▶

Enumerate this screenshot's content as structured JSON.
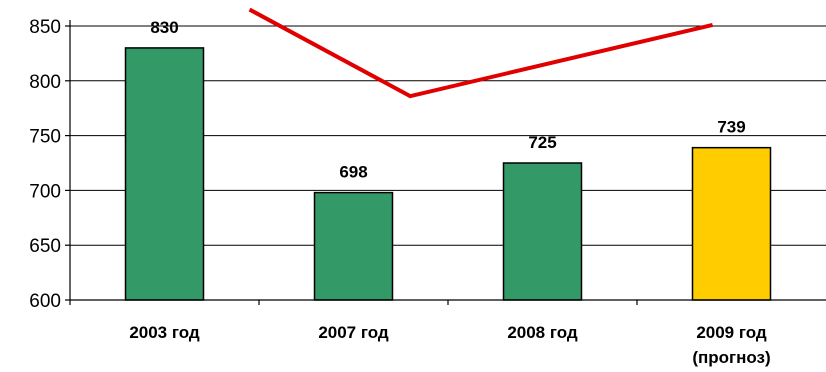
{
  "chart_data": {
    "type": "bar",
    "categories": [
      [
        "2003 год"
      ],
      [
        "2007 год"
      ],
      [
        "2008 год"
      ],
      [
        "2009 год",
        "(прогноз)"
      ]
    ],
    "values": [
      830,
      698,
      725,
      739
    ],
    "data_labels": [
      "830",
      "698",
      "725",
      "739"
    ],
    "bar_colors": [
      "#339966",
      "#339966",
      "#339966",
      "#FFCC00"
    ],
    "ylim": [
      600,
      850
    ],
    "yticks": [
      600,
      650,
      700,
      750,
      800,
      850
    ],
    "ytick_labels": [
      "600",
      "650",
      "700",
      "750",
      "800",
      "850"
    ],
    "grid": true,
    "overlay_line": {
      "color": "#E00000",
      "points": [
        [
          0.45,
          865
        ],
        [
          1.3,
          786
        ],
        [
          2.9,
          851
        ]
      ]
    }
  }
}
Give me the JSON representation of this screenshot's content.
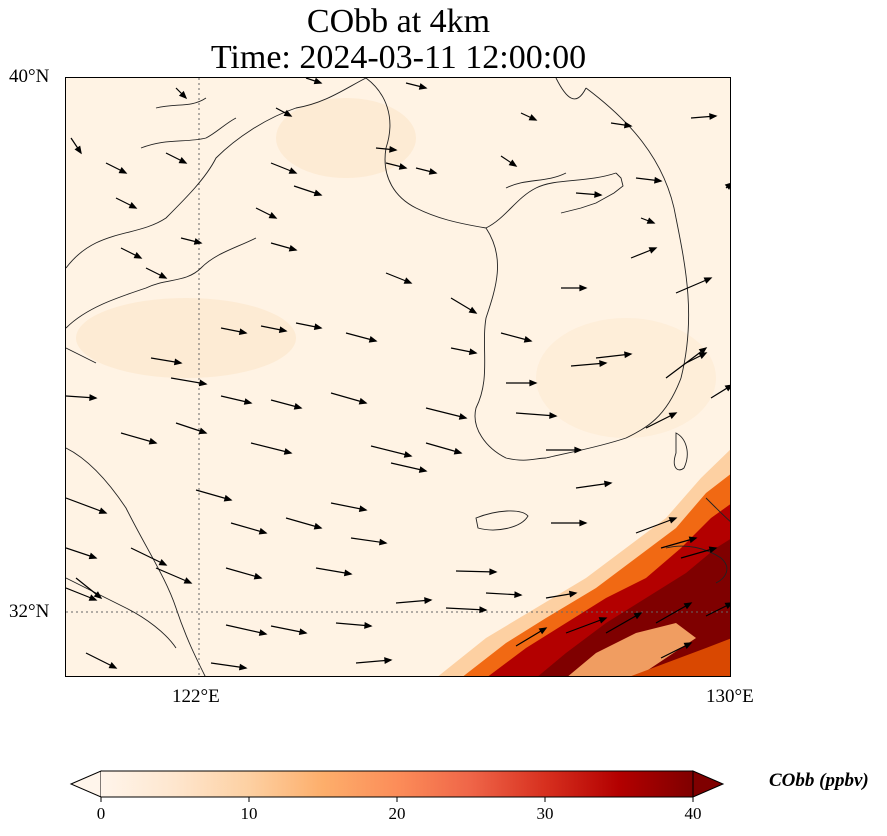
{
  "title": {
    "line1": "CObb at 4km",
    "line2": "Time: 2024-03-11 12:00:00"
  },
  "map": {
    "lat_ticks": [
      "40°N",
      "32°N"
    ],
    "lon_ticks": [
      "122°E",
      "130°E"
    ],
    "extent": {
      "lon_min": 120,
      "lon_max": 130,
      "lat_min": 31,
      "lat_max": 40
    },
    "gridlines": {
      "lon": [
        122
      ],
      "lat": [
        32
      ],
      "style": "dotted"
    },
    "features": [
      "coastlines",
      "borders"
    ],
    "field": "CObb",
    "overlay": "wind vectors",
    "high_concentration_region": "southeast corner",
    "colors": {
      "low": "#fff5eb",
      "mid": "#fdae6b",
      "high": "#7f0000"
    }
  },
  "colorbar": {
    "label": "CObb (ppbv)",
    "min": 0,
    "max": 40,
    "ticks": [
      "0",
      "10",
      "20",
      "30",
      "40"
    ],
    "cmap": "OrRd",
    "extend": "both",
    "colors": [
      "#fff5eb",
      "#fee6ce",
      "#fdd0a2",
      "#fdae6b",
      "#fd8d3c",
      "#f16913",
      "#d94801",
      "#a63603",
      "#7f0000"
    ]
  }
}
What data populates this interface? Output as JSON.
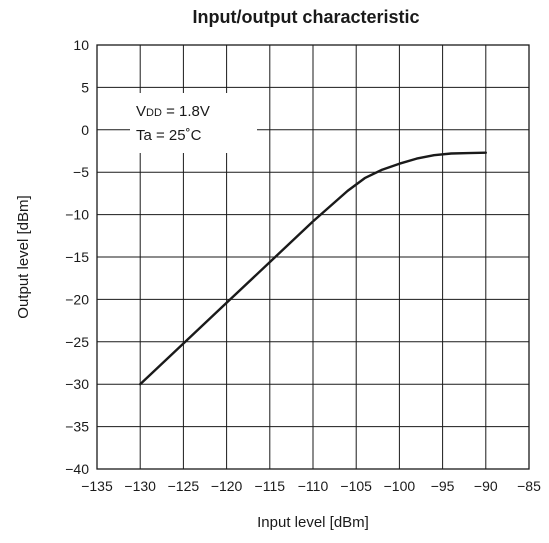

◀

STATED PROBLEM: Go through the data above and transcribe it in full, omitting any image.

OUTPUT:
Enumerate this screenshot's content as structured JSON.
{
  "chart_data": {
    "type": "bar",
    "categories": [
      [
        "2003 год"
      ],
      [
        "2007 год"
      ],
      [
        "2008 год"
      ],
      [
        "2009 год",
        "(прогноз)"
      ]
    ],
    "values": [
      830,
      698,
      725,
      739
    ],
    "data_labels": [
      "830",
      "698",
      "725",
      "739"
    ],
    "bar_colors": [
      "#339966",
      "#339966",
      "#339966",
      "#FFCC00"
    ],
    "ylim": [
      600,
      850
    ],
    "yticks": [
      600,
      650,
      700,
      750,
      800,
      850
    ],
    "ytick_labels": [
      "600",
      "650",
      "700",
      "750",
      "800",
      "850"
    ],
    "grid": true,
    "overlay_line": {
      "color": "#E00000",
      "points": [
        [
          0.45,
          865
        ],
        [
          1.3,
          786
        ],
        [
          2.9,
          851
        ]
      ]
    }
  }
}
Give me the JSON representation of this screenshot's content.
{
  "title": {
    "line1": "CObb at 4km",
    "line2": "Time: 2024-03-11 12:00:00"
  },
  "map": {
    "lat_ticks": [
      "40°N",
      "32°N"
    ],
    "lon_ticks": [
      "122°E",
      "130°E"
    ],
    "extent": {
      "lon_min": 120,
      "lon_max": 130,
      "lat_min": 31,
      "lat_max": 40
    },
    "gridlines": {
      "lon": [
        122
      ],
      "lat": [
        32
      ],
      "style": "dotted"
    },
    "features": [
      "coastlines",
      "borders"
    ],
    "field": "CObb",
    "overlay": "wind vectors",
    "high_concentration_region": "southeast corner",
    "colors": {
      "low": "#fff5eb",
      "mid": "#fdae6b",
      "high": "#7f0000"
    }
  },
  "colorbar": {
    "label": "CObb (ppbv)",
    "min": 0,
    "max": 40,
    "ticks": [
      "0",
      "10",
      "20",
      "30",
      "40"
    ],
    "cmap": "OrRd",
    "extend": "both",
    "colors": [
      "#fff5eb",
      "#fee6ce",
      "#fdd0a2",
      "#fdae6b",
      "#fd8d3c",
      "#f16913",
      "#d94801",
      "#a63603",
      "#7f0000"
    ]
  }
}
What data populates this interface? Output as JSON.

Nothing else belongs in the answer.